**STATED EXERCISE:** Can you pull out each line of the data below that includes the word "this"?

Stored dataset items
- - -

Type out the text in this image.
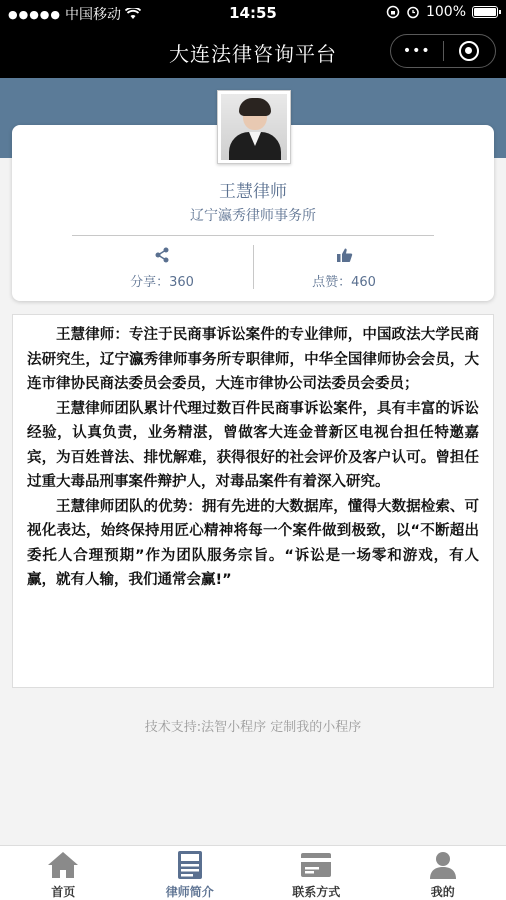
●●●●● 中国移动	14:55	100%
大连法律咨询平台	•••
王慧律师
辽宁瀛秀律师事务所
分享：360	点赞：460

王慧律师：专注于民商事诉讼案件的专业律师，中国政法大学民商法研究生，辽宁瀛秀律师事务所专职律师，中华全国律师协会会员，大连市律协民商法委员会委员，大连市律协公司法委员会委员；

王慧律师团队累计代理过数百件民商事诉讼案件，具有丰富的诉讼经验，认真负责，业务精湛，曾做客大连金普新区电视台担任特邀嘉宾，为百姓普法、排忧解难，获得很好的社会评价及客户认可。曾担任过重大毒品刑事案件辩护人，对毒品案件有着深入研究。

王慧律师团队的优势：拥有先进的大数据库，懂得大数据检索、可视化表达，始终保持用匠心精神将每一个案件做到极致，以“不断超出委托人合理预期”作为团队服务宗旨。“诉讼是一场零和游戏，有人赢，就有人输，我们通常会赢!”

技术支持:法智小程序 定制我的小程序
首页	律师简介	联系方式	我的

- - -

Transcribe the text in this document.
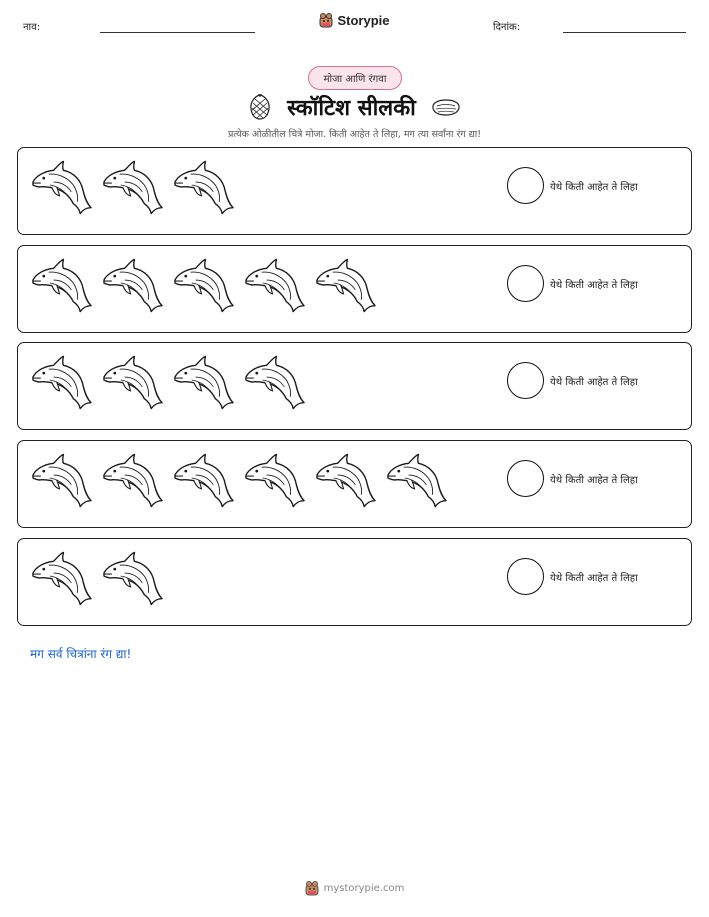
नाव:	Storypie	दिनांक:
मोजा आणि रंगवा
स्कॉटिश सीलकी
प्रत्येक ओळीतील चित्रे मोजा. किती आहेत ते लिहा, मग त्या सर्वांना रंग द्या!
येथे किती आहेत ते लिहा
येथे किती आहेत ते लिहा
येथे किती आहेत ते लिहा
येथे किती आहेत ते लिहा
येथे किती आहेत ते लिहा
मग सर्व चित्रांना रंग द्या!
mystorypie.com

- - -

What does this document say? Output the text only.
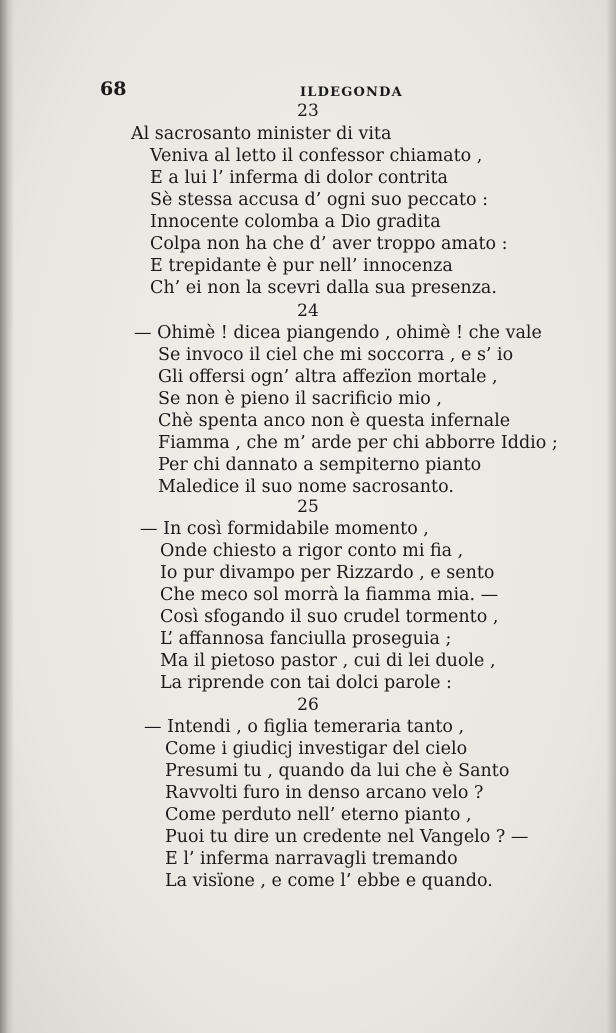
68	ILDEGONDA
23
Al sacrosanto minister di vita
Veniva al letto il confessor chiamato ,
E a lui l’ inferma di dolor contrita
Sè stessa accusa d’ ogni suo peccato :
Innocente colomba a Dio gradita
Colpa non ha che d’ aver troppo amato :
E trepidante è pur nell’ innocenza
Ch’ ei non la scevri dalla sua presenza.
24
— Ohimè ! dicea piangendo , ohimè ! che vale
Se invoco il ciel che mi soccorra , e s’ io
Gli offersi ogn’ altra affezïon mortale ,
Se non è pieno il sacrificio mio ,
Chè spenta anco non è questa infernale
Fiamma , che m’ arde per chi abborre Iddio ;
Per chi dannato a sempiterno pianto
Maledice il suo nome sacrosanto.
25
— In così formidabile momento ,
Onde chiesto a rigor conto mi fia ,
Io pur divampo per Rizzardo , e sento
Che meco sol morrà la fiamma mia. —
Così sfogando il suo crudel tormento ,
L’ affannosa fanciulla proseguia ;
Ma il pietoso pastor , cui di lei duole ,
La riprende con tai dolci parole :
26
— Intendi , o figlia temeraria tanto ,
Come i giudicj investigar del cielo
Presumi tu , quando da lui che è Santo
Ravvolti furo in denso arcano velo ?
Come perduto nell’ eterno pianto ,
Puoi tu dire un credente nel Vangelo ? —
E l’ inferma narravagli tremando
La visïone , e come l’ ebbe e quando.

- - -

**TASK RESULT:**
Type out the text in this image.
Transcribe the text in this document.
What does this document say? Output the text only.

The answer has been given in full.